To be done
Repeat the records in full and exactly, omitting pictures.
--- Start ---
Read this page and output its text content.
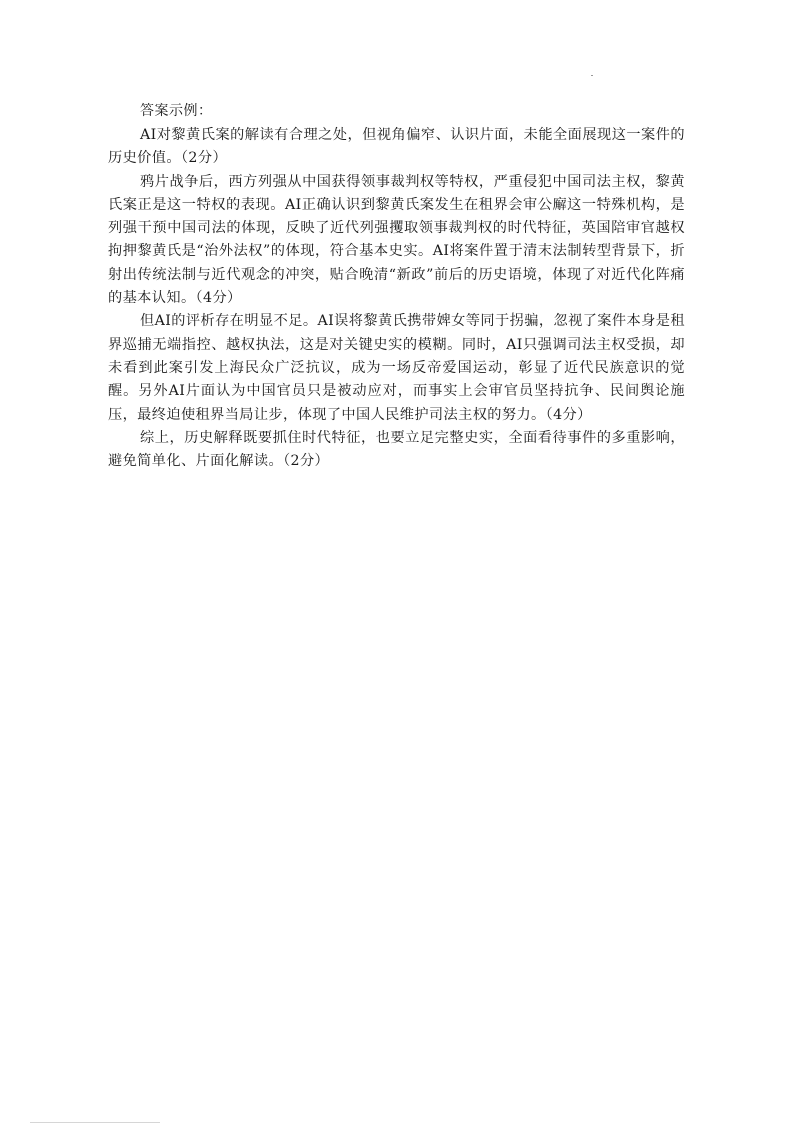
答案示例：

AI对黎黄氏案的解读有合理之处，但视角偏窄、认识片面，未能全面展现这一案件的历史价值。（2分）

鸦片战争后，西方列强从中国获得领事裁判权等特权，严重侵犯中国司法主权，黎黄氏案正是这一特权的表现。AI正确认识到黎黄氏案发生在租界会审公廨这一特殊机构，是列强干预中国司法的体现，反映了近代列强攫取领事裁判权的时代特征，英国陪审官越权拘押黎黄氏是“治外法权”的体现，符合基本史实。AI将案件置于清末法制转型背景下，折射出传统法制与近代观念的冲突，贴合晚清“新政”前后的历史语境，体现了对近代化阵痛的基本认知。（4分）

但AI的评析存在明显不足。AI误将黎黄氏携带婢女等同于拐骗，忽视了案件本身是租界巡捕无端指控、越权执法，这是对关键史实的模糊。同时，AI只强调司法主权受损，却未看到此案引发上海民众广泛抗议，成为一场反帝爱国运动，彰显了近代民族意识的觉醒。另外AI片面认为中国官员只是被动应对，而事实上会审官员坚持抗争、民间舆论施压，最终迫使租界当局让步，体现了中国人民维护司法主权的努力。（4分）

综上，历史解释既要抓住时代特征，也要立足完整史实，全面看待事件的多重影响，避免简单化、片面化解读。（2分）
--- End ---
Result of this exercise
Read this page and output its text content.
答案示例：

AI对黎黄氏案的解读有合理之处，但视角偏窄、认识片面，未能全面展现这一案件的历史价值。（2分）

鸦片战争后，西方列强从中国获得领事裁判权等特权，严重侵犯中国司法主权，黎黄氏案正是这一特权的表现。AI正确认识到黎黄氏案发生在租界会审公廨这一特殊机构，是列强干预中国司法的体现，反映了近代列强攫取领事裁判权的时代特征，英国陪审官越权拘押黎黄氏是“治外法权”的体现，符合基本史实。AI将案件置于清末法制转型背景下，折射出传统法制与近代观念的冲突，贴合晚清“新政”前后的历史语境，体现了对近代化阵痛的基本认知。（4分）

但AI的评析存在明显不足。AI误将黎黄氏携带婢女等同于拐骗，忽视了案件本身是租界巡捕无端指控、越权执法，这是对关键史实的模糊。同时，AI只强调司法主权受损，却未看到此案引发上海民众广泛抗议，成为一场反帝爱国运动，彰显了近代民族意识的觉醒。另外AI片面认为中国官员只是被动应对，而事实上会审官员坚持抗争、民间舆论施压，最终迫使租界当局让步，体现了中国人民维护司法主权的努力。（4分）

综上，历史解释既要抓住时代特征，也要立足完整史实，全面看待事件的多重影响，避免简单化、片面化解读。（2分）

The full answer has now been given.